◆ **Exercise description**: Select every line below containing the word "name".

[BEGIN]

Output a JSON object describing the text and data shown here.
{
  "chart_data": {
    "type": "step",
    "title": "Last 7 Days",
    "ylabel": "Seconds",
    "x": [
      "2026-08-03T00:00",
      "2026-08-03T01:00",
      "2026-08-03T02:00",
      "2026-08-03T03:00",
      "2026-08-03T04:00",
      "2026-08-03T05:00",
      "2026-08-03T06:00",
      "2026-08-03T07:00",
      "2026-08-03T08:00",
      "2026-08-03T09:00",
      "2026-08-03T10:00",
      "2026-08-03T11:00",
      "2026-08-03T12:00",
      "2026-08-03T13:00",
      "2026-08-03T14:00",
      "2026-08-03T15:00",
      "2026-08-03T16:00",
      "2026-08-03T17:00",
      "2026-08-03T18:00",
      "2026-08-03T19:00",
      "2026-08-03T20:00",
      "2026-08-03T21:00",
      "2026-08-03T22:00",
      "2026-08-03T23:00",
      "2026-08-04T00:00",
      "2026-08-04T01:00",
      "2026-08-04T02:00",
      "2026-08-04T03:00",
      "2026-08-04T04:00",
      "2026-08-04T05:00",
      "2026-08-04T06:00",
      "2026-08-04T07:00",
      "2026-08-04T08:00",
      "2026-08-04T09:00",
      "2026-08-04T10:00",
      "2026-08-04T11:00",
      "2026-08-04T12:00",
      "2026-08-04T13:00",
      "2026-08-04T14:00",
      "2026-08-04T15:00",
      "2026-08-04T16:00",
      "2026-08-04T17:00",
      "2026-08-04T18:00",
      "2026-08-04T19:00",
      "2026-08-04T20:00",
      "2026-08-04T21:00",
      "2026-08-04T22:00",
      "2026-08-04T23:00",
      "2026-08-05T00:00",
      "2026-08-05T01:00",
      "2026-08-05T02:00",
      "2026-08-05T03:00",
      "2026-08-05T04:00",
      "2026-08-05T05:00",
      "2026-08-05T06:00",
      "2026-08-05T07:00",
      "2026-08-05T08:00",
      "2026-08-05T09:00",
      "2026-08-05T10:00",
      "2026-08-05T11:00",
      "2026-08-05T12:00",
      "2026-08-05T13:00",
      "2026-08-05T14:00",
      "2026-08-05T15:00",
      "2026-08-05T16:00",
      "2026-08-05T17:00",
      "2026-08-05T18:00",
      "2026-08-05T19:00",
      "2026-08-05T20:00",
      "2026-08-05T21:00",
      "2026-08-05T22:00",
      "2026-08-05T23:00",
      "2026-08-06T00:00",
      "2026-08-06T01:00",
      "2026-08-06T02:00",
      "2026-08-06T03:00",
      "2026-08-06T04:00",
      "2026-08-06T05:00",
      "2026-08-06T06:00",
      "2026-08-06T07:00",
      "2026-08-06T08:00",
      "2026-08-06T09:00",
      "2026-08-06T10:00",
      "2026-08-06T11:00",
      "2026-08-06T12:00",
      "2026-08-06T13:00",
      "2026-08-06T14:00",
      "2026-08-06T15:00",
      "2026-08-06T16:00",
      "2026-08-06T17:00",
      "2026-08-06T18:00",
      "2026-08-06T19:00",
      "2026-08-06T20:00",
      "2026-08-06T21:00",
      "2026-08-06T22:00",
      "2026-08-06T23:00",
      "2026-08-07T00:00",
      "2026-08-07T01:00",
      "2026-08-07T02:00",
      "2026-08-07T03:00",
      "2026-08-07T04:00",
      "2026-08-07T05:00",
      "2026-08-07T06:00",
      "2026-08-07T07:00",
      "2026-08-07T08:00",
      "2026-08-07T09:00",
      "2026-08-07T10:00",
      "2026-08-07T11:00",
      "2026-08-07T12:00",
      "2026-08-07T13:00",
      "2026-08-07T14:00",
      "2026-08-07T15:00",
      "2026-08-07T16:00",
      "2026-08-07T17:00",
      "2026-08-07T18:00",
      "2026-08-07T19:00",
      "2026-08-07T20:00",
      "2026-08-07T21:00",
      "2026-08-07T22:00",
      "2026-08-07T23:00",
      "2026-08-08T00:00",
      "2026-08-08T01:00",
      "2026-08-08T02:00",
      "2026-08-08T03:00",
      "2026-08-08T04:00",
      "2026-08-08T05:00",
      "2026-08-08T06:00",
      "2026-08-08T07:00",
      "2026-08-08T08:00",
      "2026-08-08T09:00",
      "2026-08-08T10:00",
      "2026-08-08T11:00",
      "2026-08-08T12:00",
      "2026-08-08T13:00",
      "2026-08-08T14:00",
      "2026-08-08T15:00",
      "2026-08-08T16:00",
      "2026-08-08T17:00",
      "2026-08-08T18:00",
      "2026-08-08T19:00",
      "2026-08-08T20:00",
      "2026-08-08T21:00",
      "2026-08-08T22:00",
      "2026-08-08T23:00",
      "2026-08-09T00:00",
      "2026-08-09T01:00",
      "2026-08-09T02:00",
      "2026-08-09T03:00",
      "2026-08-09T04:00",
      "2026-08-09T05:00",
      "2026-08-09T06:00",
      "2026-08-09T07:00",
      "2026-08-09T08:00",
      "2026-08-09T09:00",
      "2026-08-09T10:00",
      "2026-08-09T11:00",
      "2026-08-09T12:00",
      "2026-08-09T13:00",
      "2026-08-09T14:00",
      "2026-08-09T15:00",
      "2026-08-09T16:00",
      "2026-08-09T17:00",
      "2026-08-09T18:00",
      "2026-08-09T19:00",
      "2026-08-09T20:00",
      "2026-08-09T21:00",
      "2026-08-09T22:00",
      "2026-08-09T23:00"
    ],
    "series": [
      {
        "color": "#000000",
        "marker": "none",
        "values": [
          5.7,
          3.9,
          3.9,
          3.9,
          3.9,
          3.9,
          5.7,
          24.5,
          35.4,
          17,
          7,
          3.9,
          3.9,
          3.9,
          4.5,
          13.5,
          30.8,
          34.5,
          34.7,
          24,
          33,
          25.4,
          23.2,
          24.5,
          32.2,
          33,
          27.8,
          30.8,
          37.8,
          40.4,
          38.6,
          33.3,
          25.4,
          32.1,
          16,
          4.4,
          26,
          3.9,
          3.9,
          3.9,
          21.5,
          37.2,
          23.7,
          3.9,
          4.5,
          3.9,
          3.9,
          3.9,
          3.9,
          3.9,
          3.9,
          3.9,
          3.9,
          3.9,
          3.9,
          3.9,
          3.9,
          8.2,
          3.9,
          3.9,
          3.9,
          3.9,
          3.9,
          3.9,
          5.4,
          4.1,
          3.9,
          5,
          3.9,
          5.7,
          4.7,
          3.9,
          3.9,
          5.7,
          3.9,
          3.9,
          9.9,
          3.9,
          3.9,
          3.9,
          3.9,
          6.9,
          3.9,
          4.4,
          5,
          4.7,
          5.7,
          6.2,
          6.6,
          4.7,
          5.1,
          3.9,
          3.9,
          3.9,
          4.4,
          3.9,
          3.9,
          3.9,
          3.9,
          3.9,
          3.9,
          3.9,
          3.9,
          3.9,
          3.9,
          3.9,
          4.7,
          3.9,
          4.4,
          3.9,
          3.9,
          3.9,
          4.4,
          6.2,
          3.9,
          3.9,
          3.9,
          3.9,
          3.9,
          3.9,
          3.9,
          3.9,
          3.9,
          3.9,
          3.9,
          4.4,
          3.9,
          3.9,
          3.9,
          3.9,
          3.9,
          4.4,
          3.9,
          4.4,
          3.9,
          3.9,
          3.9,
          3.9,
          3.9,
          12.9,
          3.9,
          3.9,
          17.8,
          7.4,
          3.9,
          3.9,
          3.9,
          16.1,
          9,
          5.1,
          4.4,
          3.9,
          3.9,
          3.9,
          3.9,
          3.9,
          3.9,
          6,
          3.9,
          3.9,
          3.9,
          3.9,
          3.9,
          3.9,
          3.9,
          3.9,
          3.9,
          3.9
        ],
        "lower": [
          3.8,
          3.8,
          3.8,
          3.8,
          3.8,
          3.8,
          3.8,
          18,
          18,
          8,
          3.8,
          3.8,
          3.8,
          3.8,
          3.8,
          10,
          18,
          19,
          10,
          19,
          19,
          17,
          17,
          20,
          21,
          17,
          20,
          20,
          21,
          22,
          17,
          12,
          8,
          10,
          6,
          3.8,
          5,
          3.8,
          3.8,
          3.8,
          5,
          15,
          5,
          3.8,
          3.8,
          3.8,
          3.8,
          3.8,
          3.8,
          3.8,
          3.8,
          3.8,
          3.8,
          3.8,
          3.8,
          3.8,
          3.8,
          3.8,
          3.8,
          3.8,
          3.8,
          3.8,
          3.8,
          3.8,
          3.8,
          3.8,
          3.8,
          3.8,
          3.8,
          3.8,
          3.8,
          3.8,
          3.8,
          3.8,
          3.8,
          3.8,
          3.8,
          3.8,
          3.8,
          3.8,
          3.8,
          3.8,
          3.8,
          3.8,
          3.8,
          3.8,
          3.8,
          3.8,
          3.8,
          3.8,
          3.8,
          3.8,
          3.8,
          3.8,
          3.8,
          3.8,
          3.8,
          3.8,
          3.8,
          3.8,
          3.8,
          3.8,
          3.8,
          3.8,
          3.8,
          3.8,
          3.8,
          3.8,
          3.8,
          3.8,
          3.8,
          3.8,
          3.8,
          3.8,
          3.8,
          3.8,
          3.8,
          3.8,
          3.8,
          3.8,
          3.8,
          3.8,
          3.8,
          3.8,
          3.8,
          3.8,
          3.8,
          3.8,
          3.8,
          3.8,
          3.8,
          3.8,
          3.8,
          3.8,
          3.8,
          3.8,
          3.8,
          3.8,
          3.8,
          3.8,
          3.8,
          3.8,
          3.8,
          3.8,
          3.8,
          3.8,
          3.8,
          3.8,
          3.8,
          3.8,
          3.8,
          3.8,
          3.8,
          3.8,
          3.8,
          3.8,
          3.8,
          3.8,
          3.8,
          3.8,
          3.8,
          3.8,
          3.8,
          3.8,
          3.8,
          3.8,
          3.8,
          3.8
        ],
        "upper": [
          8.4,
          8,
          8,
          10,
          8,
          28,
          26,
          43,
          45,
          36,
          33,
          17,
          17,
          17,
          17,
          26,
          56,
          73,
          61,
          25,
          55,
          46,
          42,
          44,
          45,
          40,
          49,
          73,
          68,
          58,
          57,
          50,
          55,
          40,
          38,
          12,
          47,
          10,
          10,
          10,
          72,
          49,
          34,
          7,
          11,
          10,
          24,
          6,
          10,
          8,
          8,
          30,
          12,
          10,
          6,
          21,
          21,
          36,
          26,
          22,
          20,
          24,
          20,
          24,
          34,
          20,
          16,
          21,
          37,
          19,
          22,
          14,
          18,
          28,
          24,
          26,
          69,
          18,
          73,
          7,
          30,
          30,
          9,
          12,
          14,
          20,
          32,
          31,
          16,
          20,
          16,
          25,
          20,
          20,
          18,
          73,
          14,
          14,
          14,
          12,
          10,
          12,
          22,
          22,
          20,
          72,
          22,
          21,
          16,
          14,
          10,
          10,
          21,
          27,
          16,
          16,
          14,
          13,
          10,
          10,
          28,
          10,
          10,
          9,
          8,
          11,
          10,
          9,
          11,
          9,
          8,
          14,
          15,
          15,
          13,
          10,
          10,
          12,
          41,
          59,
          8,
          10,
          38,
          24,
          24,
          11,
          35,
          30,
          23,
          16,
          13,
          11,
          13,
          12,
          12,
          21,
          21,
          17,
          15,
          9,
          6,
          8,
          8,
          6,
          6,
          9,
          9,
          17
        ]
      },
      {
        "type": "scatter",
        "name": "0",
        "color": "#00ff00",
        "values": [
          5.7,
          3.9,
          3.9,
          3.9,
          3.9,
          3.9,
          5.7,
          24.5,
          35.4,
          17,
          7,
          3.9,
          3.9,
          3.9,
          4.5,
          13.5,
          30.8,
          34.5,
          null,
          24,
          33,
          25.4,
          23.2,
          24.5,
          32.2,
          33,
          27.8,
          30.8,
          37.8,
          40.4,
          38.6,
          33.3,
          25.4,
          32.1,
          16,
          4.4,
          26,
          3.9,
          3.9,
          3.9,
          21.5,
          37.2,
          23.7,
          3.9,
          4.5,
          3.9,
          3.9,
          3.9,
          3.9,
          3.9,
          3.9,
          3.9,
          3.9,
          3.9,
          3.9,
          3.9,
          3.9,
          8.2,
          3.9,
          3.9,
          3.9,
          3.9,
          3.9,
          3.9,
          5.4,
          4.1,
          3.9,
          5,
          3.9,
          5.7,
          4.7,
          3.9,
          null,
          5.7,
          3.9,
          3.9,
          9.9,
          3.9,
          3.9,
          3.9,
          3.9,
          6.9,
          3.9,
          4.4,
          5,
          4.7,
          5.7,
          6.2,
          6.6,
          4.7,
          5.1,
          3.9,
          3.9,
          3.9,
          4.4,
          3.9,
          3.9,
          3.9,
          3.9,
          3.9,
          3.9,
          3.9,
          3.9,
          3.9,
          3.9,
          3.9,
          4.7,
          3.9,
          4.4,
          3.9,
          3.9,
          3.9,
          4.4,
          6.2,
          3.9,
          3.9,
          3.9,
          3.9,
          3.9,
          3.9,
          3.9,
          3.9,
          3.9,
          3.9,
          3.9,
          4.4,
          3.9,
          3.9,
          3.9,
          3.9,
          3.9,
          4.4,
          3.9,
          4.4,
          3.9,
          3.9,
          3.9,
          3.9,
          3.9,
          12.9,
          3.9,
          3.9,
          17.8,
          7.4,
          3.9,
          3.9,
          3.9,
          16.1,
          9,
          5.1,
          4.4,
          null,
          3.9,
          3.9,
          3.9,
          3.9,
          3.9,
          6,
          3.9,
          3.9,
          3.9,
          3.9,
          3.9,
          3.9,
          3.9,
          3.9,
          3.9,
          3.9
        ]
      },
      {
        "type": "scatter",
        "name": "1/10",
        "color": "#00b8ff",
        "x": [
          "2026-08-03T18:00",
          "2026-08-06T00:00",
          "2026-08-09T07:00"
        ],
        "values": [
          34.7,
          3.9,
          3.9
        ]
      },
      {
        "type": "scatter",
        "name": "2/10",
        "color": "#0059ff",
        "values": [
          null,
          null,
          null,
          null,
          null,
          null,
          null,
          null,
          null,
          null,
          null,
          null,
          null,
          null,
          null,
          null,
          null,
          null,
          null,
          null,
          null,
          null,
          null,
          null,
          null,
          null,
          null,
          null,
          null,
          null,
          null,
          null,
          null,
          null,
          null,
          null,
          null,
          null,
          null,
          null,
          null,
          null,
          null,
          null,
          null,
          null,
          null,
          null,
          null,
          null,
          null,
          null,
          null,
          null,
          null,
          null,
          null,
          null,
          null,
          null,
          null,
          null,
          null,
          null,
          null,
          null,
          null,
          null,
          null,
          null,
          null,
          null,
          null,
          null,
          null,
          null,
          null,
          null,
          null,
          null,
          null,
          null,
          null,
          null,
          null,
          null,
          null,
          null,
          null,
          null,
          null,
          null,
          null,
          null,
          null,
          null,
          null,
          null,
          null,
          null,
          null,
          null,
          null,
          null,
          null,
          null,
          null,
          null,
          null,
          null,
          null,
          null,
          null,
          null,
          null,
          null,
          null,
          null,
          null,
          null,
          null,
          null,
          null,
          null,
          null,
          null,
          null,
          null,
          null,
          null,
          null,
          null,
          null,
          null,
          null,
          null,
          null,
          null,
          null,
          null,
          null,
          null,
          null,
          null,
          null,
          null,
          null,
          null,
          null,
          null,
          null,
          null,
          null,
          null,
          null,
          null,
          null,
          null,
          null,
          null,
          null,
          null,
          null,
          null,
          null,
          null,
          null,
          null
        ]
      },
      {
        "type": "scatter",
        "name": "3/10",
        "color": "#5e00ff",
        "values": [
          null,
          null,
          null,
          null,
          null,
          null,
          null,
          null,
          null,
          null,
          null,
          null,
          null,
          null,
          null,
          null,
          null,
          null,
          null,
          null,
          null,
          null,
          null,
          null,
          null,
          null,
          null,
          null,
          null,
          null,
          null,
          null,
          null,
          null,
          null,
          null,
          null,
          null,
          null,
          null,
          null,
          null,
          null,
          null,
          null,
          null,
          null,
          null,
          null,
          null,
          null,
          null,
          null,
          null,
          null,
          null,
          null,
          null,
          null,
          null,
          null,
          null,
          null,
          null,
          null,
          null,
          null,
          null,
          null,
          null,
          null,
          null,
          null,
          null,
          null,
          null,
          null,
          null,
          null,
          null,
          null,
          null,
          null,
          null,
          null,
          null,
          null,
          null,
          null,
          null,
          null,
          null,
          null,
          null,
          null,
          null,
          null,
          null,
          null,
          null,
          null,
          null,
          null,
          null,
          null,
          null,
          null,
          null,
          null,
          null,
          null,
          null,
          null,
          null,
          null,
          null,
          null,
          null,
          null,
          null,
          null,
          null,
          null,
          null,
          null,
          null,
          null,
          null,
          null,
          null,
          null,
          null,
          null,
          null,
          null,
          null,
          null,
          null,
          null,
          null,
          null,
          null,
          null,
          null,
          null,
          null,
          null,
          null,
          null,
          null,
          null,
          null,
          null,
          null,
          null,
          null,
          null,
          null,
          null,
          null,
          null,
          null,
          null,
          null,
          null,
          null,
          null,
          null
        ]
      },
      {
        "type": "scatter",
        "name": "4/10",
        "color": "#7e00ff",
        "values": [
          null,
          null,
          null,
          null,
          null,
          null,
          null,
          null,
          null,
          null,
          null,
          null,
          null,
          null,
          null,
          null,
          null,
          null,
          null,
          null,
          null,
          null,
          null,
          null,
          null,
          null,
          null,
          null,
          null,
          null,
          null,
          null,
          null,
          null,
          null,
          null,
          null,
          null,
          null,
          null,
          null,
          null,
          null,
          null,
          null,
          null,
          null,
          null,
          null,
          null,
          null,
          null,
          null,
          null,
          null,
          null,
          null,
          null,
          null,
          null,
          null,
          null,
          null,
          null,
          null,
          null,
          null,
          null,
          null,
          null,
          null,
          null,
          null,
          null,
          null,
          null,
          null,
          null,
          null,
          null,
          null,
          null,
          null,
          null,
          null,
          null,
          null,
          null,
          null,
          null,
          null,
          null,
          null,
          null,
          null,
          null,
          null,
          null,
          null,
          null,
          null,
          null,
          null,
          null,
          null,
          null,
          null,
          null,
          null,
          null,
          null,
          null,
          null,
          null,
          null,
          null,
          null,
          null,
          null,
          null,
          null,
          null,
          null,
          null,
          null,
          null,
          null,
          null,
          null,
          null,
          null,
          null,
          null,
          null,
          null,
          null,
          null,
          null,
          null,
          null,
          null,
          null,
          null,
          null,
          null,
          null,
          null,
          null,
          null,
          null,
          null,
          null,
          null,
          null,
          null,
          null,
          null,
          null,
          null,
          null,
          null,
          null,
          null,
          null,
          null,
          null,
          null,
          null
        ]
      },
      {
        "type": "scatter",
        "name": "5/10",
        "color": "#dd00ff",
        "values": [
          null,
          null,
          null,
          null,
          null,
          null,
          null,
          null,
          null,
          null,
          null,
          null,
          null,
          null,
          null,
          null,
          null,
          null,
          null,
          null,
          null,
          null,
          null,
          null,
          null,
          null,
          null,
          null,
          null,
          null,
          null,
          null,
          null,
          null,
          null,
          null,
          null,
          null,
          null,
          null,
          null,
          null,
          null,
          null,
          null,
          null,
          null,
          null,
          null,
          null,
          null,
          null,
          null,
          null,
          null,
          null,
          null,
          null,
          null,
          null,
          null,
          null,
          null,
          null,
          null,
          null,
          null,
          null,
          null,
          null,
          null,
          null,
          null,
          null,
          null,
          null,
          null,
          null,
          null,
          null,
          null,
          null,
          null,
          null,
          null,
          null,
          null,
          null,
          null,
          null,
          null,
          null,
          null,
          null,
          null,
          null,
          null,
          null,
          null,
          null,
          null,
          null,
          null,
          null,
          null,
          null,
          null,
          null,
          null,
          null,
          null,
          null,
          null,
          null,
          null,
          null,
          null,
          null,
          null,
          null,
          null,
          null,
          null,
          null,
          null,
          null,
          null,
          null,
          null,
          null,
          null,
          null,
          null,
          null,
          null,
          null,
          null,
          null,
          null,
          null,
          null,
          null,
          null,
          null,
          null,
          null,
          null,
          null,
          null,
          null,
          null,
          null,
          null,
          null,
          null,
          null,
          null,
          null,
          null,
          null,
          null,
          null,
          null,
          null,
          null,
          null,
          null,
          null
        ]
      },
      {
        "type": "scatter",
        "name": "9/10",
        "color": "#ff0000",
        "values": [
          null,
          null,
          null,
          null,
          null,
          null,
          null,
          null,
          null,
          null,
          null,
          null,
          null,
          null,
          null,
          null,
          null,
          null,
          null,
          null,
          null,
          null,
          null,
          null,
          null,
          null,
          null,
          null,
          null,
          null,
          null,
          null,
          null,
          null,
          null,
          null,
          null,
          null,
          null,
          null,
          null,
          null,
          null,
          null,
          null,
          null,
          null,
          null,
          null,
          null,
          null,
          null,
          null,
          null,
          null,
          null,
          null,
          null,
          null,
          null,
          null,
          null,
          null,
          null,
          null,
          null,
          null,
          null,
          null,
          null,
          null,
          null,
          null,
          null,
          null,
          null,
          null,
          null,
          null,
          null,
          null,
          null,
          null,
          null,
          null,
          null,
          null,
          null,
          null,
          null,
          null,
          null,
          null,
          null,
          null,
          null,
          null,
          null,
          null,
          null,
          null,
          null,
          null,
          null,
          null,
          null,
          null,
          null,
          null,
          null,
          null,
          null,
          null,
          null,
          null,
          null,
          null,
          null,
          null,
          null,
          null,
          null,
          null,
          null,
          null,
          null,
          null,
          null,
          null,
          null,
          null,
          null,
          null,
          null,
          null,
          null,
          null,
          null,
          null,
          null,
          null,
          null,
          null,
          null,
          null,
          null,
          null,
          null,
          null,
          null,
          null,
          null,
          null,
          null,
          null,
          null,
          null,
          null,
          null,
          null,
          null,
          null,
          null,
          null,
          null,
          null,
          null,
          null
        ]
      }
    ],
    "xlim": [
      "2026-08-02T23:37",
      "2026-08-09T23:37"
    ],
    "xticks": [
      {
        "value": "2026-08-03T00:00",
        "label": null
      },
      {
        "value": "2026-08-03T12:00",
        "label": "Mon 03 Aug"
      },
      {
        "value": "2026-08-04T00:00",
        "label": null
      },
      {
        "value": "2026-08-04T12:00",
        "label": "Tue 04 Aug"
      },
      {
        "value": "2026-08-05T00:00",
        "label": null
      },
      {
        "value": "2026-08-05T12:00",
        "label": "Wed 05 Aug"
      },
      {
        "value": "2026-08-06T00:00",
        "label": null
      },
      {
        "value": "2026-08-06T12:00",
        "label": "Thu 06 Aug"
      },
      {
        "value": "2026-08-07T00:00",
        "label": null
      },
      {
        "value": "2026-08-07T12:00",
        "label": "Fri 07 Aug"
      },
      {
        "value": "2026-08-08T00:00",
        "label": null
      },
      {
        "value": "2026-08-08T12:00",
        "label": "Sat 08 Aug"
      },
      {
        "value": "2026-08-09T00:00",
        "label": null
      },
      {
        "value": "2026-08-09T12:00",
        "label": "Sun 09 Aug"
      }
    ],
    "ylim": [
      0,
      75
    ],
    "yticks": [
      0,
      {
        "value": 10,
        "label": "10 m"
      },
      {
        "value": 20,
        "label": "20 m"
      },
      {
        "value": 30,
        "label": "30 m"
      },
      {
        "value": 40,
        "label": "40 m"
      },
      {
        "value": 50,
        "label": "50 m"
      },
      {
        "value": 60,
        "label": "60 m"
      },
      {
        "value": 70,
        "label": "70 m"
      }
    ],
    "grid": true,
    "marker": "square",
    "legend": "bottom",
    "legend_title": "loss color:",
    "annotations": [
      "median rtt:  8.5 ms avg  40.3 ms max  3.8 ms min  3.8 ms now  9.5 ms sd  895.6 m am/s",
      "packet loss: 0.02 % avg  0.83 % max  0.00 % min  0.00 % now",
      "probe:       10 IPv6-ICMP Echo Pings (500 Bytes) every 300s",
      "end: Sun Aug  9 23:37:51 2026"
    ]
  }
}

[END]

◆ **Correct output**:
        "name": "0",
        "name": "1/10",
        "name": "2/10",
        "name": "3/10",
        "name": "4/10",
        "name": "5/10",
        "name": "9/10",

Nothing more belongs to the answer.